Task requirements
Of the lines in the entries, how many hold the word "куриное"? Give that number alone.

Extracted data
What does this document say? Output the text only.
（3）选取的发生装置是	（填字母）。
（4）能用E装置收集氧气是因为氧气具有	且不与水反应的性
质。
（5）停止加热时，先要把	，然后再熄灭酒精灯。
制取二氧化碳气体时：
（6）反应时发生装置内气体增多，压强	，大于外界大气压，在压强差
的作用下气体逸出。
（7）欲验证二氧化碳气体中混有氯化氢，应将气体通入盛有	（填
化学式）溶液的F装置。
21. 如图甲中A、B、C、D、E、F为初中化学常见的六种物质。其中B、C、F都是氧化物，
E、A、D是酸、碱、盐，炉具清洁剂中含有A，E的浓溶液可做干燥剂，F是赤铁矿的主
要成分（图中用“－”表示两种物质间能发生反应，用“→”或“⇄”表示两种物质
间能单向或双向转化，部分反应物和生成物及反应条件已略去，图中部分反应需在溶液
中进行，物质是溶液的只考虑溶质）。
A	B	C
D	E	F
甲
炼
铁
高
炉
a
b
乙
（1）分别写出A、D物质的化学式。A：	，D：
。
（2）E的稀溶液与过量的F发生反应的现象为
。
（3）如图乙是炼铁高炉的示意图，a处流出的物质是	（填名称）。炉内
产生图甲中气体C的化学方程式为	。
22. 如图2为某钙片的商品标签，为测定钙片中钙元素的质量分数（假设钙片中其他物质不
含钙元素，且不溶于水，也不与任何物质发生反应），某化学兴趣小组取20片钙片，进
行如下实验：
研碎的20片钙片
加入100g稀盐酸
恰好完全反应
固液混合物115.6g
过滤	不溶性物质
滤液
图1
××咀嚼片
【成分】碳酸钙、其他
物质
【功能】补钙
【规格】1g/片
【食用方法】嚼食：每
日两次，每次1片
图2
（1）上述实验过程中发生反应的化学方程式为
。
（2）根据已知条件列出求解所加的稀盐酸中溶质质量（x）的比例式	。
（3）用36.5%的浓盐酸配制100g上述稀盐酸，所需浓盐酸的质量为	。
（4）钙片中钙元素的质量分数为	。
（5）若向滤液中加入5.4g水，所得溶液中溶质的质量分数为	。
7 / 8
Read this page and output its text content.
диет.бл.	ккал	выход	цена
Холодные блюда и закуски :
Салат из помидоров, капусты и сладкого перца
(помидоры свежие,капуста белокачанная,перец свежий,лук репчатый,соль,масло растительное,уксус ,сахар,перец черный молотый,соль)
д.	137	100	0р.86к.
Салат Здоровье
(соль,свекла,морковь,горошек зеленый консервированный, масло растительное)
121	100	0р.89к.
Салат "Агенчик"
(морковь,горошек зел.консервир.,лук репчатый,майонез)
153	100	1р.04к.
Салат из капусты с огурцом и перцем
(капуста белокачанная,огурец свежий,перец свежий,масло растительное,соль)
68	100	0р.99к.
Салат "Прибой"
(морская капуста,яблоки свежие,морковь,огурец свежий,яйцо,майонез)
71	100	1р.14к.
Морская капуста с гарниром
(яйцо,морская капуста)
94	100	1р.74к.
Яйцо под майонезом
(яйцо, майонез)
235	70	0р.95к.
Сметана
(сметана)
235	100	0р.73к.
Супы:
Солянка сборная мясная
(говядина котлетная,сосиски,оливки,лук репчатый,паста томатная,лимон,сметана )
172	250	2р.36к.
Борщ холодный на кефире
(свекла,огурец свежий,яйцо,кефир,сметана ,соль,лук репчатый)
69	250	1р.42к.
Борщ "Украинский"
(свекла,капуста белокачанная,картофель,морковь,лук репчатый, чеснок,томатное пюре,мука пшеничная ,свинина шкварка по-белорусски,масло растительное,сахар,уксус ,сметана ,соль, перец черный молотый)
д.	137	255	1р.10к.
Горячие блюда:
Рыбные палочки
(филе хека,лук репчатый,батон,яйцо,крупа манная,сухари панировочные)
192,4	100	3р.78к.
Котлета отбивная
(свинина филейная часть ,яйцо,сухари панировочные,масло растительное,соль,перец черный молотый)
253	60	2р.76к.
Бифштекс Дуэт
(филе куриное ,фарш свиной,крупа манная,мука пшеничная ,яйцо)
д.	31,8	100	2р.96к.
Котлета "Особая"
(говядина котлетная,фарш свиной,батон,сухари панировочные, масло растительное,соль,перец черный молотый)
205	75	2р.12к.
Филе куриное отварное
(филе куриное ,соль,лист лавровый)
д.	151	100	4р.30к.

Expected answer
3